**Trecho fornecido**
:::

Ressalte-se que, igualmente aos testemunhos, as petições não apresentam restrições

quanto ao assunto ou às razões que fundamentam as demandas encaminhadas e nem

promovem, necessariamente, uma participação deliberativa.

Por outro lado, as petições diferem dos testemunhos, pois estes não

requerem que o cidadão elabore argumentos à luz da razão pública, mas que, na

verdade, exponha sua vivência, enquanto que, nas próprias instruções para

preenchimento das petições, os interessados são orientados a justificarem suas

demandas sob pena destas serem excluídas do processo de análise.

Dentre os dispositivos que permitem a publicação das opiniões dos cidadãos,

encontra-se a experiência do Chile, que, embora não disponha de um fórum virtual,

oferece a oportunidade de opinar de forma aprofundada, através de sondagens

detalhadas sobre matérias em discussão no plenário. Estão disponíveis, como

dispositivos a facilitar o acesso de informações, referências bibliográficas, consultas à

atual legislação chilena e de outros países acerca daquela questão. Neste caso, mais

do que o registro relativo à escolha entre sim e não, o cidadão é convidado a refletir

sobre os conteúdos essenciais da proposta e se posicionar em relação e eles, podendo,

ainda, adicionar suas próprias questões de modo descritivo, em formulário

eletrônico. As opiniões de outros cidadãos estão disponíveis para consulta, assim

como os comentários a elas adicionados.

:::

Registros do conjunto de dados:
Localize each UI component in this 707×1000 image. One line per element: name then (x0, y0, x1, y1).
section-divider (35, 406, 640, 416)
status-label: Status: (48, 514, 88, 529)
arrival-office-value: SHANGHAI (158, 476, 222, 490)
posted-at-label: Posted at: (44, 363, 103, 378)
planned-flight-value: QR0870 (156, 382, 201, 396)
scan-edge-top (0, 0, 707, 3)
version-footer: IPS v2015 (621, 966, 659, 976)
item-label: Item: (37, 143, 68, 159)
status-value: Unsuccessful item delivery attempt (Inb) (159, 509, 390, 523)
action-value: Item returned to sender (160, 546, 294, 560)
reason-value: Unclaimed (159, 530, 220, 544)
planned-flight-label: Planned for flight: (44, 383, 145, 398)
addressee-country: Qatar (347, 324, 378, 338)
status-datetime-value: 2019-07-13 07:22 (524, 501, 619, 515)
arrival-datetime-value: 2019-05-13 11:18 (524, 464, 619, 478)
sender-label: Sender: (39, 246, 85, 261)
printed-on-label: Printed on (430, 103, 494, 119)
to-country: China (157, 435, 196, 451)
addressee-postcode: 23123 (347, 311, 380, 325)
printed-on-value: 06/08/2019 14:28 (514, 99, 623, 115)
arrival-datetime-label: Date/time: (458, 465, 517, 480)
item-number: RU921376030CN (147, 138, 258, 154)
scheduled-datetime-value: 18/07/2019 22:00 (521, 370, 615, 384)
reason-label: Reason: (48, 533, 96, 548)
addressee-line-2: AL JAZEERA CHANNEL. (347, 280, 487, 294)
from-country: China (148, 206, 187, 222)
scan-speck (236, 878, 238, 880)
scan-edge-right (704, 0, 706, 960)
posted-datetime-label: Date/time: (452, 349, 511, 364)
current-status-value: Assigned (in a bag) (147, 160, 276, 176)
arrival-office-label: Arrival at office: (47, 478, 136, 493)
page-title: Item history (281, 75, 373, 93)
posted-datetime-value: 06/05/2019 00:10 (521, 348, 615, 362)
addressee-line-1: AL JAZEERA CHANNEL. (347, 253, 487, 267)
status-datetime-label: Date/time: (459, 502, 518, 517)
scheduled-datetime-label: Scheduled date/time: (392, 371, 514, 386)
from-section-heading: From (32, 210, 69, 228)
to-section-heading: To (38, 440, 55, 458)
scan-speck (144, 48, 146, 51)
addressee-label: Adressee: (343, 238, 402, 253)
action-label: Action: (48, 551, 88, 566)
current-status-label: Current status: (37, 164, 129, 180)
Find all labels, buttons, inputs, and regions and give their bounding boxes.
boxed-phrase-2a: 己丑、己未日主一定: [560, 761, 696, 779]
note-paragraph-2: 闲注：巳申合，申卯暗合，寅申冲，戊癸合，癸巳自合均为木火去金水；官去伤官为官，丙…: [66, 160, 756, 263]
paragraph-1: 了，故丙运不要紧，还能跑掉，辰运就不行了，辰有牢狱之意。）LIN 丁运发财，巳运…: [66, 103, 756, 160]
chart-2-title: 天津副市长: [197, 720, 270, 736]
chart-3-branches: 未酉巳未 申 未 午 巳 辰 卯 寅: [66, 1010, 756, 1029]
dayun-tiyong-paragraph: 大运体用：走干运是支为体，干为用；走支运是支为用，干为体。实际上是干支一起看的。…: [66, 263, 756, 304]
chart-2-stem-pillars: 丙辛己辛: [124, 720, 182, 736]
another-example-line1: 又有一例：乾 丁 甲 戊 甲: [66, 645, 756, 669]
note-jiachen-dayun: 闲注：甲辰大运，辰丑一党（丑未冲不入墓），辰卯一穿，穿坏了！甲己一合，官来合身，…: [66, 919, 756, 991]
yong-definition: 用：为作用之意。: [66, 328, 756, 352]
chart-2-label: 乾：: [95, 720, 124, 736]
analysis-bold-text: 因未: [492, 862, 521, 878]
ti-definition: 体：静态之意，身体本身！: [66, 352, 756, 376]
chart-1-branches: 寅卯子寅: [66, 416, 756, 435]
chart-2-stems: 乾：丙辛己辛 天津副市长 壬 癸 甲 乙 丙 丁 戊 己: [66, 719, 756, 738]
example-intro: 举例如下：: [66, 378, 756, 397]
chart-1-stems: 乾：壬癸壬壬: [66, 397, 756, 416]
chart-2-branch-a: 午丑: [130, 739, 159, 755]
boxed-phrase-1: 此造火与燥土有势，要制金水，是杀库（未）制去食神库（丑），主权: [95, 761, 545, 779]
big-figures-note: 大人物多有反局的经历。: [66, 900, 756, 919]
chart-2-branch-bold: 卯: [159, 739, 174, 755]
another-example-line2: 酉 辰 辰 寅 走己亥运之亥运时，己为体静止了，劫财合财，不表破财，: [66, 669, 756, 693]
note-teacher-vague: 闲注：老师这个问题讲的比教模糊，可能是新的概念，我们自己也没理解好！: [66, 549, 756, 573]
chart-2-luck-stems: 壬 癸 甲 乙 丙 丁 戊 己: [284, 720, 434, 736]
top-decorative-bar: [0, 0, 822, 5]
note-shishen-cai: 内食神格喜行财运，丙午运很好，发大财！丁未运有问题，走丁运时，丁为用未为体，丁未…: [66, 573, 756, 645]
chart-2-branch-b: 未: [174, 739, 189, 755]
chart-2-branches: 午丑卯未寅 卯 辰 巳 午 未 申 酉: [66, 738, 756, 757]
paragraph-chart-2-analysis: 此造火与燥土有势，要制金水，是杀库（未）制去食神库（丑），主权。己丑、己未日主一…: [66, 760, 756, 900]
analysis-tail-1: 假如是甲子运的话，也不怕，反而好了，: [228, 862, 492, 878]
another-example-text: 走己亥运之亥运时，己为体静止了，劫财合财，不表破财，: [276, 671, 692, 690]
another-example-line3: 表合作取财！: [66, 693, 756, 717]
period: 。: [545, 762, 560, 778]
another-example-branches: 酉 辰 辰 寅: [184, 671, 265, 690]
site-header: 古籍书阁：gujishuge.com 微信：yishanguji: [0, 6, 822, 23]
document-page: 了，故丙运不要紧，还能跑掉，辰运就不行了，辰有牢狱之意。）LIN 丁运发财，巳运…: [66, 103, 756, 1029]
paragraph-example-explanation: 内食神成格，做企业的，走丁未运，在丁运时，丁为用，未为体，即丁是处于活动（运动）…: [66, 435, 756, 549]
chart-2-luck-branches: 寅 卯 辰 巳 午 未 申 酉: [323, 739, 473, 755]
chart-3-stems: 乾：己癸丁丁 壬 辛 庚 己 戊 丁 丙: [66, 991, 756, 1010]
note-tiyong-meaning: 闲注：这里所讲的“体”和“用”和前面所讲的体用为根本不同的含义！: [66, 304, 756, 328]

:::

**Sobre a tarefa**
Você pode extrair do trecho sobre petições e participação dos cidadãos tudo o que vai desde "Ressalte-se que, igualmente" até "uma participação deliberativa.", sem alterar nada? Os registros não têm nenhum papel aqui.

**Resposta abaixo**
Ressalte-se que, igualmente aos testemunhos, as petições não apresentam restrições

quanto ao assunto ou às razões que fundamentam as demandas encaminhadas e nem

promovem, necessariamente, uma participação deliberativa.